• **EXERCISE DESCRIPTION**
An exact reproduction of the records is required, with all images left out.

Excerpts from a figure dataset
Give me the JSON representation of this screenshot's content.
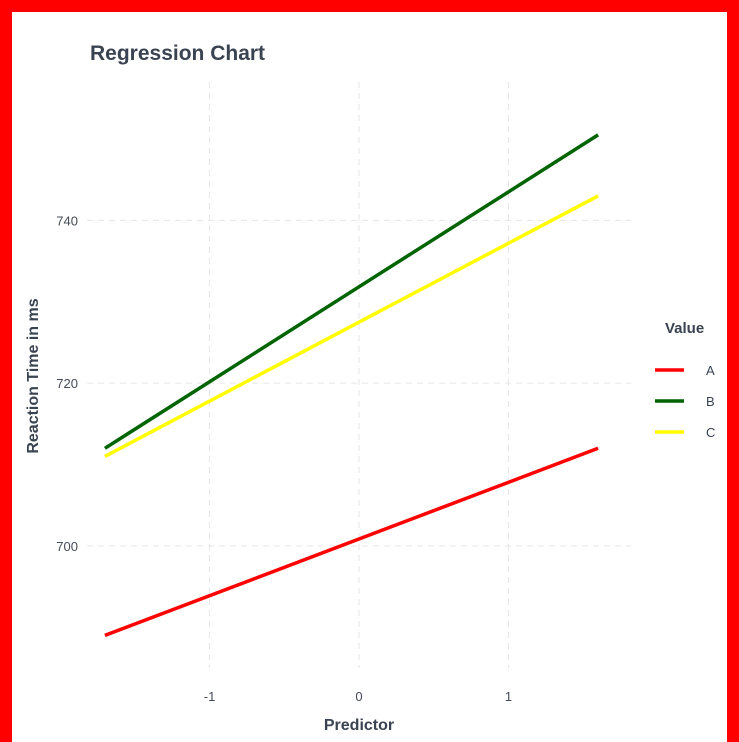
{
  "chart_data": {
    "type": "line",
    "title": "Regression Chart",
    "xlabel": "Predictor",
    "ylabel": "Reaction Time in ms",
    "xlim": [
      -1.82,
      1.82
    ],
    "ylim": [
      685,
      757
    ],
    "xticks": [
      -1,
      0,
      1
    ],
    "yticks": [
      700,
      720,
      740
    ],
    "xtick_labels": [
      "-1",
      "0",
      "1"
    ],
    "ytick_labels": [
      "700",
      "720",
      "740"
    ],
    "grid": true,
    "legend": {
      "title": "Value",
      "placement": "right"
    },
    "series": [
      {
        "name": "A",
        "color": "#ff0000",
        "x": [
          -1.7,
          1.6
        ],
        "y": [
          689,
          712
        ]
      },
      {
        "name": "B",
        "color": "#006400",
        "x": [
          -1.7,
          1.6
        ],
        "y": [
          712,
          750.5
        ]
      },
      {
        "name": "C",
        "color": "#ffff00",
        "x": [
          -1.7,
          1.6
        ],
        "y": [
          711,
          743
        ]
      }
    ]
  }
}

• **SOLUTION TO THIS EXERCISE**
Give me the JSON representation of this screenshot's content.
{
  "chart_data": {
    "type": "line",
    "title": "Regression Chart",
    "xlabel": "Predictor",
    "ylabel": "Reaction Time in ms",
    "xlim": [
      -1.82,
      1.82
    ],
    "ylim": [
      685,
      757
    ],
    "xticks": [
      -1,
      0,
      1
    ],
    "yticks": [
      700,
      720,
      740
    ],
    "xtick_labels": [
      "-1",
      "0",
      "1"
    ],
    "ytick_labels": [
      "700",
      "720",
      "740"
    ],
    "grid": true,
    "legend": {
      "title": "Value",
      "placement": "right"
    },
    "series": [
      {
        "name": "A",
        "color": "#ff0000",
        "x": [
          -1.7,
          1.6
        ],
        "y": [
          689,
          712
        ]
      },
      {
        "name": "B",
        "color": "#006400",
        "x": [
          -1.7,
          1.6
        ],
        "y": [
          712,
          750.5
        ]
      },
      {
        "name": "C",
        "color": "#ffff00",
        "x": [
          -1.7,
          1.6
        ],
        "y": [
          711,
          743
        ]
      }
    ]
  }
}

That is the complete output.